**To do**
Pictures stay out of the copy; restate everything else in the material exactly.

----- Available data -----

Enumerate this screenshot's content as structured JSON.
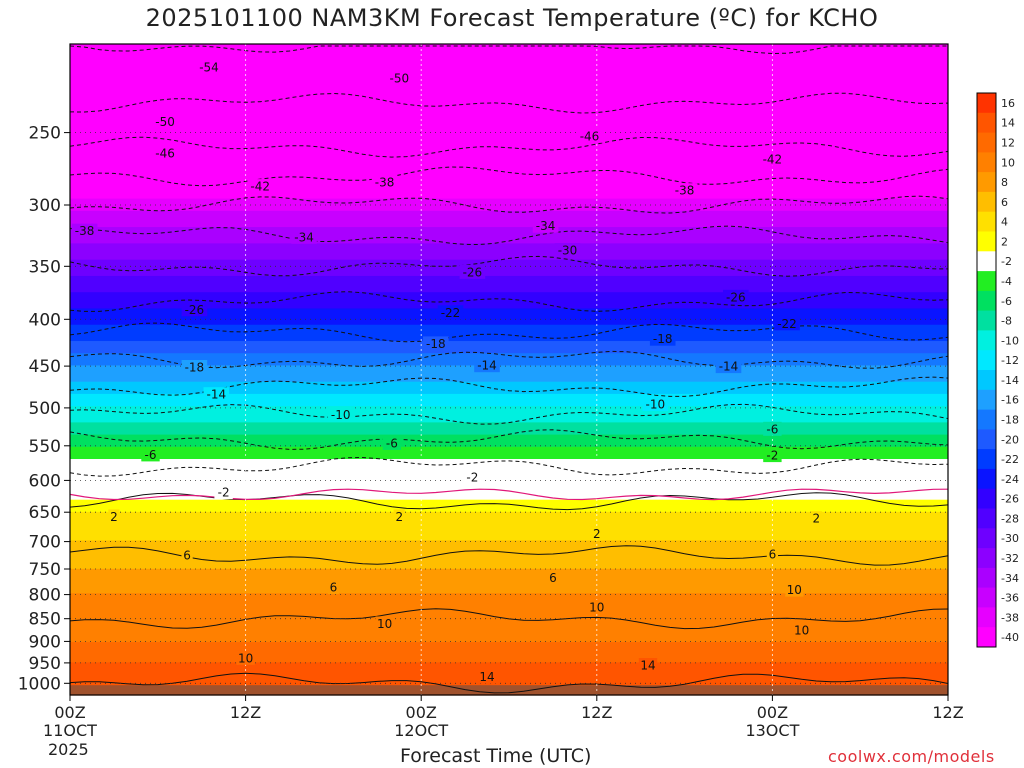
{
  "title": "2025101100 NAM3KM Forecast Temperature (ºC) for KCHO",
  "xlabel": "Forecast Time (UTC)",
  "watermark": "coolwx.com/models",
  "year": "2025",
  "colors": {
    "terrain": "#a0522d",
    "freezing_line": "#e0187a",
    "watermark": "#e0303a"
  },
  "chart_data": {
    "type": "heatmap",
    "title": "2025101100 NAM3KM Forecast Temperature (ºC) for KCHO",
    "xlabel": "Forecast Time (UTC)",
    "ylabel": "",
    "x_ticks": [
      {
        "hour": 0,
        "time": "00Z",
        "date": "11OCT"
      },
      {
        "hour": 12,
        "time": "12Z",
        "date": ""
      },
      {
        "hour": 24,
        "time": "00Z",
        "date": "12OCT"
      },
      {
        "hour": 36,
        "time": "12Z",
        "date": ""
      },
      {
        "hour": 48,
        "time": "00Z",
        "date": "13OCT"
      },
      {
        "hour": 60,
        "time": "12Z",
        "date": ""
      }
    ],
    "xlim": [
      0,
      60
    ],
    "y_ticks": [
      250,
      300,
      350,
      400,
      450,
      500,
      550,
      600,
      650,
      700,
      750,
      800,
      850,
      900,
      950,
      1000
    ],
    "ylim": [
      1030,
      200
    ],
    "y_scale": "log",
    "grid": true,
    "colorbar": {
      "labels": [
        16,
        14,
        12,
        10,
        8,
        6,
        4,
        2,
        -2,
        -4,
        -6,
        -8,
        -10,
        -12,
        -14,
        -16,
        -18,
        -20,
        -22,
        -24,
        -26,
        -28,
        -30,
        -32,
        -34,
        -36,
        -38,
        -40
      ],
      "colors": [
        "#ff3300",
        "#ff5500",
        "#ff6a00",
        "#ff8000",
        "#ff9a00",
        "#ffbe00",
        "#ffe000",
        "#ffff00",
        "#ffffff",
        "#22ee22",
        "#00e060",
        "#00e0a0",
        "#00f0e0",
        "#00e8ff",
        "#00c8ff",
        "#1ea0ff",
        "#1478ff",
        "#1e5aff",
        "#003cff",
        "#0a14ff",
        "#3200ff",
        "#5000ff",
        "#6e00ff",
        "#8c00ff",
        "#aa00ff",
        "#c800ff",
        "#e600ff",
        "#ff00ff"
      ]
    },
    "temperature_profile": {
      "levels": [
        200,
        250,
        300,
        350,
        400,
        450,
        500,
        550,
        600,
        650,
        700,
        750,
        800,
        850,
        900,
        950,
        1000
      ],
      "temps_c": [
        -54,
        -48,
        -38,
        -30,
        -24,
        -17,
        -11,
        -5,
        0,
        3,
        5,
        7,
        9,
        10,
        11,
        13,
        14
      ]
    },
    "contour_labels": [
      {
        "value": -54,
        "hour": 9.5,
        "level": 212
      },
      {
        "value": -50,
        "hour": 22.5,
        "level": 218
      },
      {
        "value": -50,
        "hour": 6.5,
        "level": 243
      },
      {
        "value": -46,
        "hour": 6.5,
        "level": 263
      },
      {
        "value": -46,
        "hour": 35.5,
        "level": 252
      },
      {
        "value": -42,
        "hour": 13,
        "level": 286
      },
      {
        "value": -42,
        "hour": 48,
        "level": 267
      },
      {
        "value": -38,
        "hour": 21.5,
        "level": 283
      },
      {
        "value": -38,
        "hour": 42,
        "level": 289
      },
      {
        "value": -38,
        "hour": 1,
        "level": 320
      },
      {
        "value": -34,
        "hour": 16,
        "level": 325
      },
      {
        "value": -34,
        "hour": 32.5,
        "level": 316
      },
      {
        "value": -30,
        "hour": 34,
        "level": 336
      },
      {
        "value": -26,
        "hour": 27.5,
        "level": 355
      },
      {
        "value": -26,
        "hour": 45.5,
        "level": 378
      },
      {
        "value": -26,
        "hour": 8.5,
        "level": 390
      },
      {
        "value": -22,
        "hour": 26,
        "level": 393
      },
      {
        "value": -22,
        "hour": 49,
        "level": 404
      },
      {
        "value": -18,
        "hour": 25,
        "level": 425
      },
      {
        "value": -18,
        "hour": 40.5,
        "level": 420
      },
      {
        "value": -18,
        "hour": 8.5,
        "level": 451
      },
      {
        "value": -14,
        "hour": 28.5,
        "level": 449
      },
      {
        "value": -14,
        "hour": 45,
        "level": 450
      },
      {
        "value": -14,
        "hour": 10,
        "level": 483
      },
      {
        "value": -10,
        "hour": 18.5,
        "level": 508
      },
      {
        "value": -10,
        "hour": 40,
        "level": 495
      },
      {
        "value": -6,
        "hour": 22,
        "level": 546
      },
      {
        "value": -6,
        "hour": 48,
        "level": 527
      },
      {
        "value": -6,
        "hour": 5.5,
        "level": 562
      },
      {
        "value": -2,
        "hour": 27.5,
        "level": 595
      },
      {
        "value": -2,
        "hour": 48,
        "level": 563
      },
      {
        "value": -2,
        "hour": 10.5,
        "level": 618
      },
      {
        "value": 2,
        "hour": 3,
        "level": 657
      },
      {
        "value": 2,
        "hour": 22.5,
        "level": 657
      },
      {
        "value": 2,
        "hour": 36,
        "level": 686
      },
      {
        "value": 2,
        "hour": 51,
        "level": 660
      },
      {
        "value": 6,
        "hour": 8,
        "level": 724
      },
      {
        "value": 6,
        "hour": 18,
        "level": 785
      },
      {
        "value": 6,
        "hour": 33,
        "level": 766
      },
      {
        "value": 6,
        "hour": 48,
        "level": 722
      },
      {
        "value": 10,
        "hour": 21.5,
        "level": 860
      },
      {
        "value": 10,
        "hour": 36,
        "level": 825
      },
      {
        "value": 10,
        "hour": 49.5,
        "level": 790
      },
      {
        "value": 10,
        "hour": 50,
        "level": 875
      },
      {
        "value": 10,
        "hour": 12,
        "level": 938
      },
      {
        "value": 14,
        "hour": 28.5,
        "level": 983
      },
      {
        "value": 14,
        "hour": 39.5,
        "level": 955
      }
    ]
  }
}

-----

**Solution below**
Enumerate this screenshot's content as structured JSON.
{
  "title": "2025101100 NAM3KM Forecast Temperature (ºC) for KCHO",
  "xlabel": "Forecast Time (UTC)",
  "watermark": "coolwx.com/models",
  "year": "2025",
  "colors": {
    "terrain": "#a0522d",
    "freezing_line": "#e0187a",
    "watermark": "#e0303a"
  },
  "chart_data": {
    "type": "heatmap",
    "title": "2025101100 NAM3KM Forecast Temperature (ºC) for KCHO",
    "xlabel": "Forecast Time (UTC)",
    "ylabel": "",
    "x_ticks": [
      {
        "hour": 0,
        "time": "00Z",
        "date": "11OCT"
      },
      {
        "hour": 12,
        "time": "12Z",
        "date": ""
      },
      {
        "hour": 24,
        "time": "00Z",
        "date": "12OCT"
      },
      {
        "hour": 36,
        "time": "12Z",
        "date": ""
      },
      {
        "hour": 48,
        "time": "00Z",
        "date": "13OCT"
      },
      {
        "hour": 60,
        "time": "12Z",
        "date": ""
      }
    ],
    "xlim": [
      0,
      60
    ],
    "y_ticks": [
      250,
      300,
      350,
      400,
      450,
      500,
      550,
      600,
      650,
      700,
      750,
      800,
      850,
      900,
      950,
      1000
    ],
    "ylim": [
      1030,
      200
    ],
    "y_scale": "log",
    "grid": true,
    "colorbar": {
      "labels": [
        16,
        14,
        12,
        10,
        8,
        6,
        4,
        2,
        -2,
        -4,
        -6,
        -8,
        -10,
        -12,
        -14,
        -16,
        -18,
        -20,
        -22,
        -24,
        -26,
        -28,
        -30,
        -32,
        -34,
        -36,
        -38,
        -40
      ],
      "colors": [
        "#ff3300",
        "#ff5500",
        "#ff6a00",
        "#ff8000",
        "#ff9a00",
        "#ffbe00",
        "#ffe000",
        "#ffff00",
        "#ffffff",
        "#22ee22",
        "#00e060",
        "#00e0a0",
        "#00f0e0",
        "#00e8ff",
        "#00c8ff",
        "#1ea0ff",
        "#1478ff",
        "#1e5aff",
        "#003cff",
        "#0a14ff",
        "#3200ff",
        "#5000ff",
        "#6e00ff",
        "#8c00ff",
        "#aa00ff",
        "#c800ff",
        "#e600ff",
        "#ff00ff"
      ]
    },
    "temperature_profile": {
      "levels": [
        200,
        250,
        300,
        350,
        400,
        450,
        500,
        550,
        600,
        650,
        700,
        750,
        800,
        850,
        900,
        950,
        1000
      ],
      "temps_c": [
        -54,
        -48,
        -38,
        -30,
        -24,
        -17,
        -11,
        -5,
        0,
        3,
        5,
        7,
        9,
        10,
        11,
        13,
        14
      ]
    },
    "contour_labels": [
      {
        "value": -54,
        "hour": 9.5,
        "level": 212
      },
      {
        "value": -50,
        "hour": 22.5,
        "level": 218
      },
      {
        "value": -50,
        "hour": 6.5,
        "level": 243
      },
      {
        "value": -46,
        "hour": 6.5,
        "level": 263
      },
      {
        "value": -46,
        "hour": 35.5,
        "level": 252
      },
      {
        "value": -42,
        "hour": 13,
        "level": 286
      },
      {
        "value": -42,
        "hour": 48,
        "level": 267
      },
      {
        "value": -38,
        "hour": 21.5,
        "level": 283
      },
      {
        "value": -38,
        "hour": 42,
        "level": 289
      },
      {
        "value": -38,
        "hour": 1,
        "level": 320
      },
      {
        "value": -34,
        "hour": 16,
        "level": 325
      },
      {
        "value": -34,
        "hour": 32.5,
        "level": 316
      },
      {
        "value": -30,
        "hour": 34,
        "level": 336
      },
      {
        "value": -26,
        "hour": 27.5,
        "level": 355
      },
      {
        "value": -26,
        "hour": 45.5,
        "level": 378
      },
      {
        "value": -26,
        "hour": 8.5,
        "level": 390
      },
      {
        "value": -22,
        "hour": 26,
        "level": 393
      },
      {
        "value": -22,
        "hour": 49,
        "level": 404
      },
      {
        "value": -18,
        "hour": 25,
        "level": 425
      },
      {
        "value": -18,
        "hour": 40.5,
        "level": 420
      },
      {
        "value": -18,
        "hour": 8.5,
        "level": 451
      },
      {
        "value": -14,
        "hour": 28.5,
        "level": 449
      },
      {
        "value": -14,
        "hour": 45,
        "level": 450
      },
      {
        "value": -14,
        "hour": 10,
        "level": 483
      },
      {
        "value": -10,
        "hour": 18.5,
        "level": 508
      },
      {
        "value": -10,
        "hour": 40,
        "level": 495
      },
      {
        "value": -6,
        "hour": 22,
        "level": 546
      },
      {
        "value": -6,
        "hour": 48,
        "level": 527
      },
      {
        "value": -6,
        "hour": 5.5,
        "level": 562
      },
      {
        "value": -2,
        "hour": 27.5,
        "level": 595
      },
      {
        "value": -2,
        "hour": 48,
        "level": 563
      },
      {
        "value": -2,
        "hour": 10.5,
        "level": 618
      },
      {
        "value": 2,
        "hour": 3,
        "level": 657
      },
      {
        "value": 2,
        "hour": 22.5,
        "level": 657
      },
      {
        "value": 2,
        "hour": 36,
        "level": 686
      },
      {
        "value": 2,
        "hour": 51,
        "level": 660
      },
      {
        "value": 6,
        "hour": 8,
        "level": 724
      },
      {
        "value": 6,
        "hour": 18,
        "level": 785
      },
      {
        "value": 6,
        "hour": 33,
        "level": 766
      },
      {
        "value": 6,
        "hour": 48,
        "level": 722
      },
      {
        "value": 10,
        "hour": 21.5,
        "level": 860
      },
      {
        "value": 10,
        "hour": 36,
        "level": 825
      },
      {
        "value": 10,
        "hour": 49.5,
        "level": 790
      },
      {
        "value": 10,
        "hour": 50,
        "level": 875
      },
      {
        "value": 10,
        "hour": 12,
        "level": 938
      },
      {
        "value": 14,
        "hour": 28.5,
        "level": 983
      },
      {
        "value": 14,
        "hour": 39.5,
        "level": 955
      }
    ]
  }
}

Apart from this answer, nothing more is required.